[Extracted records]

※ ※ ※

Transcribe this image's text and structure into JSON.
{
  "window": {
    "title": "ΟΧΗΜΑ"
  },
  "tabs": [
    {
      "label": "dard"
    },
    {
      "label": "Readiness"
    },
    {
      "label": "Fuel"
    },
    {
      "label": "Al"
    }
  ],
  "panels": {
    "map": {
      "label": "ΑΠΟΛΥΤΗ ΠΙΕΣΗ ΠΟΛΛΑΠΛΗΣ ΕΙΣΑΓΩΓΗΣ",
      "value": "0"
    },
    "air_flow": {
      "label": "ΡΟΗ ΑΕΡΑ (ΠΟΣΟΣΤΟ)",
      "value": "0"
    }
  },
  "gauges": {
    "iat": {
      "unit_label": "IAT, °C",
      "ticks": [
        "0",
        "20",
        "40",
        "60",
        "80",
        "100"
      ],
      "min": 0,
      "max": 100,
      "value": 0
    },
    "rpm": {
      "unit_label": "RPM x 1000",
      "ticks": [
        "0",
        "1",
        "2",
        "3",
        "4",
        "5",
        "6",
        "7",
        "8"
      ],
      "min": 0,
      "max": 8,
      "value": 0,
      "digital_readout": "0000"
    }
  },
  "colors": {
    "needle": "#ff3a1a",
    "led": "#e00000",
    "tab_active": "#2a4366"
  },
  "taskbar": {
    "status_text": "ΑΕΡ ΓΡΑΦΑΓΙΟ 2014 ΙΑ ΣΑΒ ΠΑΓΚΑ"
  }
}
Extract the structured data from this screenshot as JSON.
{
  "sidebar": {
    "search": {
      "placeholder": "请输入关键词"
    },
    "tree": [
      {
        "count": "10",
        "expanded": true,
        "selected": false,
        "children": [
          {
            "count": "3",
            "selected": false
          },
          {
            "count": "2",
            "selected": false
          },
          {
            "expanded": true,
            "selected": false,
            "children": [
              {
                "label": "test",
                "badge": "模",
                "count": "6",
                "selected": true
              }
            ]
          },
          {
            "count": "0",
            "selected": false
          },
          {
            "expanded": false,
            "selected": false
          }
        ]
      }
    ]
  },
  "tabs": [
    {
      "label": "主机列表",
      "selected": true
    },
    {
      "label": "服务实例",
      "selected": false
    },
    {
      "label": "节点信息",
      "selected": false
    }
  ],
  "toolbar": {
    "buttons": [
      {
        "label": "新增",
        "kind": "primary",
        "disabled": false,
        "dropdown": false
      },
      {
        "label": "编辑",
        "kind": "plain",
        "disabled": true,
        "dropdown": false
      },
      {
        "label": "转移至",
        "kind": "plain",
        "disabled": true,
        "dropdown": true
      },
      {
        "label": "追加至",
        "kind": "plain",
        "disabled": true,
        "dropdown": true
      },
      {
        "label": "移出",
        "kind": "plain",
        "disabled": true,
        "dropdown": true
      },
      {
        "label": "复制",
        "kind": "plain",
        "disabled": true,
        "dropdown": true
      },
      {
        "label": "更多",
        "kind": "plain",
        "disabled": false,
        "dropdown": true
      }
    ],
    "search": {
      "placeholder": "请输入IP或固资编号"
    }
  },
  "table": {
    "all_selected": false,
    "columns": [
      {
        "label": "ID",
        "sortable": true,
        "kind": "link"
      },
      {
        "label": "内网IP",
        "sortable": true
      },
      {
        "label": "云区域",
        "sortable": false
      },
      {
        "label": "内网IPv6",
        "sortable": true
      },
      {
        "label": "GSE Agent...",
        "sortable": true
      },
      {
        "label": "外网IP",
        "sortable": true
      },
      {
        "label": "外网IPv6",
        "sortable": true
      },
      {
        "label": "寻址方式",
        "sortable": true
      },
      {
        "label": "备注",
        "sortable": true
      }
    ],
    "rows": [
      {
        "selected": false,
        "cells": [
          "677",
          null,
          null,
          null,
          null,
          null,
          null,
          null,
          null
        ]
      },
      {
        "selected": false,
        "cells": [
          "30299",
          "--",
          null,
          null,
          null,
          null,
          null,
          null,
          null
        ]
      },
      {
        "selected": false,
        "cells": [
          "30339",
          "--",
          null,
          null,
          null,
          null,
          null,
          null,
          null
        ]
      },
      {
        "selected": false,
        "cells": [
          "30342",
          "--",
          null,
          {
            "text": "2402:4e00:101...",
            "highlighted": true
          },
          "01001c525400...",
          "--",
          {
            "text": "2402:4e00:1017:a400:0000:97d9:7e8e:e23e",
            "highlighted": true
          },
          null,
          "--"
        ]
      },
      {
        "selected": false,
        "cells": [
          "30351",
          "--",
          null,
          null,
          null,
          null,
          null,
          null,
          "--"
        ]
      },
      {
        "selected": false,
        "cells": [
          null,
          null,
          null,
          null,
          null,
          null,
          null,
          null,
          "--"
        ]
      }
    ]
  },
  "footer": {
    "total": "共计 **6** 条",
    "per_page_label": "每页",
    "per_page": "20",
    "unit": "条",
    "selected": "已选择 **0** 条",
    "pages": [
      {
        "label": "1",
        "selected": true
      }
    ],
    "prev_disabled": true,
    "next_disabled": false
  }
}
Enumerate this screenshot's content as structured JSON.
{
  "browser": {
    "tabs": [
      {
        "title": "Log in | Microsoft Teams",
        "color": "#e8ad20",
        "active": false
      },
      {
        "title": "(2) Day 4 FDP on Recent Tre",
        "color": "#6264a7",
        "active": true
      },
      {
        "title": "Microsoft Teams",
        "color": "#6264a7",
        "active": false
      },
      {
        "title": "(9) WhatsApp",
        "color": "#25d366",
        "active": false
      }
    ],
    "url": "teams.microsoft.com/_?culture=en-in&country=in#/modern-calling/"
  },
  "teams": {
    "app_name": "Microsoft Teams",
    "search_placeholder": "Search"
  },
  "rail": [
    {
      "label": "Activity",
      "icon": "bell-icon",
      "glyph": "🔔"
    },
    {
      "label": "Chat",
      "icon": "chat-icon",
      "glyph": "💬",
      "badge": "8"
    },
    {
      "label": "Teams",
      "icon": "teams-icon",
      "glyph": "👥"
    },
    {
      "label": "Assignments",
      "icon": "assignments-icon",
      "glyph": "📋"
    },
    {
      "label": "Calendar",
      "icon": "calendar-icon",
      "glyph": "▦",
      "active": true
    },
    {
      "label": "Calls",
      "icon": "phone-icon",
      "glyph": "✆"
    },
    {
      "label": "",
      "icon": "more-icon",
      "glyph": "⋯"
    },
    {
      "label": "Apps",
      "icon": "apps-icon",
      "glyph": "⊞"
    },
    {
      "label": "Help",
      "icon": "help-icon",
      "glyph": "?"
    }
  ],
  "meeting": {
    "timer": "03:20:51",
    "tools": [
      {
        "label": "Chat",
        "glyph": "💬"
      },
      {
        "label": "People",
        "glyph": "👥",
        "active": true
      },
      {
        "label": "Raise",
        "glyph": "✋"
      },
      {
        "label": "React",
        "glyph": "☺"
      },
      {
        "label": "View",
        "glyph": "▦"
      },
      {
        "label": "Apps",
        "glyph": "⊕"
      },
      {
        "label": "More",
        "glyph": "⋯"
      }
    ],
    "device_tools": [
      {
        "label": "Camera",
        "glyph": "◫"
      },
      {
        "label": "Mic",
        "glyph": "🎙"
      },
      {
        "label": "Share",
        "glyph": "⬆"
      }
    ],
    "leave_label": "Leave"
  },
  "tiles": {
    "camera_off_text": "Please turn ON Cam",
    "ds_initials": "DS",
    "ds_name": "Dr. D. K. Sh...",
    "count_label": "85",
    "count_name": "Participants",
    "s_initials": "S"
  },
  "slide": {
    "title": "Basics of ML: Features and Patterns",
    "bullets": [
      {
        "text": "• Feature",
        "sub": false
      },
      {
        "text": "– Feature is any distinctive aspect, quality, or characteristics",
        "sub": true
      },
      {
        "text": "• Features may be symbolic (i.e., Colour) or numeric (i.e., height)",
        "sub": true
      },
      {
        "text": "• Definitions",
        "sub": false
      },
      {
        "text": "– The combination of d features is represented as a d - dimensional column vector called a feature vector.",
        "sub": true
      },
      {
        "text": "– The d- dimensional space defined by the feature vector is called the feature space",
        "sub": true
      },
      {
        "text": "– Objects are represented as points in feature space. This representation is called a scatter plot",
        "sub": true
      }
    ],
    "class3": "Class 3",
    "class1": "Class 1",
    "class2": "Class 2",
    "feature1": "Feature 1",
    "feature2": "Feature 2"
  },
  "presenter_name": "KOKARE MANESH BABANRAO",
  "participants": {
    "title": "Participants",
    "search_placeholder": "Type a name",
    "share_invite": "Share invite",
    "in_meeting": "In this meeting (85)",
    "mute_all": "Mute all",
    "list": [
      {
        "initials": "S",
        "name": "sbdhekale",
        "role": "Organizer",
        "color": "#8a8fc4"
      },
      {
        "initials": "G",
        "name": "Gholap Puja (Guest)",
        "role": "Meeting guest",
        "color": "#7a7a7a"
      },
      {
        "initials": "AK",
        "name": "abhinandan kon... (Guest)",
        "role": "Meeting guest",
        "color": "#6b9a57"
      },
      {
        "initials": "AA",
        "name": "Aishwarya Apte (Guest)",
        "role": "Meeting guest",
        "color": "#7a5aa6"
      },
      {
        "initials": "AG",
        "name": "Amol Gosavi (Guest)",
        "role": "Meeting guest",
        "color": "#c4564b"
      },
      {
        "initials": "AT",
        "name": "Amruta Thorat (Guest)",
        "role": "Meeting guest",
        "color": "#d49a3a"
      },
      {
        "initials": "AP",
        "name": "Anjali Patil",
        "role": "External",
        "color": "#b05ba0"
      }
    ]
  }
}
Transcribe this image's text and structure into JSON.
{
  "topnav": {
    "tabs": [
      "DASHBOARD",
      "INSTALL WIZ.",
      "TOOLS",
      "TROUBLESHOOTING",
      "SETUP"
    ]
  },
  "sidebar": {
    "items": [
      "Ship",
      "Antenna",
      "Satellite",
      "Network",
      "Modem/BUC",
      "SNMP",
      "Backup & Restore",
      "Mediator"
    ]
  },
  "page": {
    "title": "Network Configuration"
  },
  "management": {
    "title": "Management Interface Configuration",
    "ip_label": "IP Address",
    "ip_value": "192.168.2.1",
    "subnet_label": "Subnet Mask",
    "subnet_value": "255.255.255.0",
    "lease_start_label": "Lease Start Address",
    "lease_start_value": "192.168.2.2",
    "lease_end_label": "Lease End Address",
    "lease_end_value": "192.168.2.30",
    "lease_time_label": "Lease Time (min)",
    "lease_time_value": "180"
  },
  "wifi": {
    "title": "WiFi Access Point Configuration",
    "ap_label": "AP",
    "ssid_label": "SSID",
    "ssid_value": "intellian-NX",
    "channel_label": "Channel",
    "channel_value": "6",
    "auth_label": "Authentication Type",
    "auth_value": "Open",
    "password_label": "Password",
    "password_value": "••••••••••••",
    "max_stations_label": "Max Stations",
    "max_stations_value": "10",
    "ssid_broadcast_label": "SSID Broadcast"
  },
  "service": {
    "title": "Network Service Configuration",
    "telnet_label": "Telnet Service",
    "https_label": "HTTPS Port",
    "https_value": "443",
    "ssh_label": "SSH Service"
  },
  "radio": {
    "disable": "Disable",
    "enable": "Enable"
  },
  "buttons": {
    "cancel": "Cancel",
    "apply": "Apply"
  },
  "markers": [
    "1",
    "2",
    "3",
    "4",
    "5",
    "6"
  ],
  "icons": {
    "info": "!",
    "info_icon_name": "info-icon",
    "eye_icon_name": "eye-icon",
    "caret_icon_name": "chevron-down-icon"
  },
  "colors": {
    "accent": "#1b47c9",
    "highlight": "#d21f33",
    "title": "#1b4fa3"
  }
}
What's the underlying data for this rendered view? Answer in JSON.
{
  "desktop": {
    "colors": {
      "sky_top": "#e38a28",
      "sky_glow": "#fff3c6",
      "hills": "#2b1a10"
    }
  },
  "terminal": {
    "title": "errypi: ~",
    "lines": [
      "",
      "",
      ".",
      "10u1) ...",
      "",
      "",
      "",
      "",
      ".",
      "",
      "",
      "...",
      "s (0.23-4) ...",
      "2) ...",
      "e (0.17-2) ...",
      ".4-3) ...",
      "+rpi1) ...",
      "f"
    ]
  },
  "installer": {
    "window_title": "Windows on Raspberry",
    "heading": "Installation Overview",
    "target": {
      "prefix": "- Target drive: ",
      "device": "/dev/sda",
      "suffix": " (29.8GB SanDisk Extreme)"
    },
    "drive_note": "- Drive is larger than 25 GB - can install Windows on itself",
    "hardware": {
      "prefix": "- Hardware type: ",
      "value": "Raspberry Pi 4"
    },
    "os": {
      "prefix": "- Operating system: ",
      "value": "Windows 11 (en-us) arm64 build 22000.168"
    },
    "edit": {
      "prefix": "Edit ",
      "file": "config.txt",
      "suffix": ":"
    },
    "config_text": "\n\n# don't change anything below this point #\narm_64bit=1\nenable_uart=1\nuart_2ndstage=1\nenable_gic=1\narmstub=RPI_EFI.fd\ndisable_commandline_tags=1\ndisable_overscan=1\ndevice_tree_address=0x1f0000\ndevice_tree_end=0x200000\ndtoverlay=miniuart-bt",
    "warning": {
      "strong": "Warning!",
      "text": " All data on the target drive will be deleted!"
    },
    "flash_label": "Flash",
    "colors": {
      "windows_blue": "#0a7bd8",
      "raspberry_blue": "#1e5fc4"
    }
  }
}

※ ※ ※

Search the entries for the string "vector" and collect each line that has it.

        "text": "– The combination of d features is represented as a d - dimensional column vector called a feature vector.",
        "text": "– The d- dimensional space defined by the feature vector is called the feature space",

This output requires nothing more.